## What is expected:
Extract each line of the data below exactly as written.
[BEGIN]
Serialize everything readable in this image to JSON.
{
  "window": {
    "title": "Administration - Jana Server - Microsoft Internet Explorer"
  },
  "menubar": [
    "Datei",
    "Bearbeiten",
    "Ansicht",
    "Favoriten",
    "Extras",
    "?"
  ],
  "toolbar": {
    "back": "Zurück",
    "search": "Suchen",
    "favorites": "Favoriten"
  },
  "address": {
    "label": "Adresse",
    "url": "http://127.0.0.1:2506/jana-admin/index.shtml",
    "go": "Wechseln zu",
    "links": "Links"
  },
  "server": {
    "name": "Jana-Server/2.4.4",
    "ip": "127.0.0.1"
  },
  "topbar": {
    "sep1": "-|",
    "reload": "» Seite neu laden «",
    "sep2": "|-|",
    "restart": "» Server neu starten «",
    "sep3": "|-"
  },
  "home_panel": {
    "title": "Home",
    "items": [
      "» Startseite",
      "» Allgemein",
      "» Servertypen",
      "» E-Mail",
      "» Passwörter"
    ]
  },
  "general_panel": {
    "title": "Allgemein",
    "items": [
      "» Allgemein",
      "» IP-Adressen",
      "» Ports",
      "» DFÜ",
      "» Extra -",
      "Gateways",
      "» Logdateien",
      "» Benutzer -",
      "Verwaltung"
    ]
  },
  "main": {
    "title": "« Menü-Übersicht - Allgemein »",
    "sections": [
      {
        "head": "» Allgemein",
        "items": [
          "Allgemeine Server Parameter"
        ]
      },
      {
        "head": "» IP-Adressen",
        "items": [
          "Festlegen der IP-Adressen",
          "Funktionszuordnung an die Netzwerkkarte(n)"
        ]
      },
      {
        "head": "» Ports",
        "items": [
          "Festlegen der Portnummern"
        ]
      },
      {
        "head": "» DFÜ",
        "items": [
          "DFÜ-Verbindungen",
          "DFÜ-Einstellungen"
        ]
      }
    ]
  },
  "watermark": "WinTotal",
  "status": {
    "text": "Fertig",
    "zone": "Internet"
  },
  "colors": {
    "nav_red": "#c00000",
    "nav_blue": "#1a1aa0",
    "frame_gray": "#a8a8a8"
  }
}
[END]
## The solution:
Serialize everything readable in this image to JSON.
{
  "window": {
    "title": "Administration - Jana Server - Microsoft Internet Explorer"
  },
  "menubar": [
    "Datei",
    "Bearbeiten",
    "Ansicht",
    "Favoriten",
    "Extras",
    "?"
  ],
  "toolbar": {
    "back": "Zurück",
    "search": "Suchen",
    "favorites": "Favoriten"
  },
  "address": {
    "label": "Adresse",
    "url": "http://127.0.0.1:2506/jana-admin/index.shtml",
    "go": "Wechseln zu",
    "links": "Links"
  },
  "server": {
    "name": "Jana-Server/2.4.4",
    "ip": "127.0.0.1"
  },
  "topbar": {
    "sep1": "-|",
    "reload": "» Seite neu laden «",
    "sep2": "|-|",
    "restart": "» Server neu starten «",
    "sep3": "|-"
  },
  "home_panel": {
    "title": "Home",
    "items": [
      "» Startseite",
      "» Allgemein",
      "» Servertypen",
      "» E-Mail",
      "» Passwörter"
    ]
  },
  "general_panel": {
    "title": "Allgemein",
    "items": [
      "» Allgemein",
      "» IP-Adressen",
      "» Ports",
      "» DFÜ",
      "» Extra -",
      "Gateways",
      "» Logdateien",
      "» Benutzer -",
      "Verwaltung"
    ]
  },
  "main": {
    "title": "« Menü-Übersicht - Allgemein »",
    "sections": [
      {
        "head": "» Allgemein",
        "items": [
          "Allgemeine Server Parameter"
        ]
      },
      {
        "head": "» IP-Adressen",
        "items": [
          "Festlegen der IP-Adressen",
          "Funktionszuordnung an die Netzwerkkarte(n)"
        ]
      },
      {
        "head": "» Ports",
        "items": [
          "Festlegen der Portnummern"
        ]
      },
      {
        "head": "» DFÜ",
        "items": [
          "DFÜ-Verbindungen",
          "DFÜ-Einstellungen"
        ]
      }
    ]
  },
  "watermark": "WinTotal",
  "status": {
    "text": "Fertig",
    "zone": "Internet"
  },
  "colors": {
    "nav_red": "#c00000",
    "nav_blue": "#1a1aa0",
    "frame_gray": "#a8a8a8"
  }
}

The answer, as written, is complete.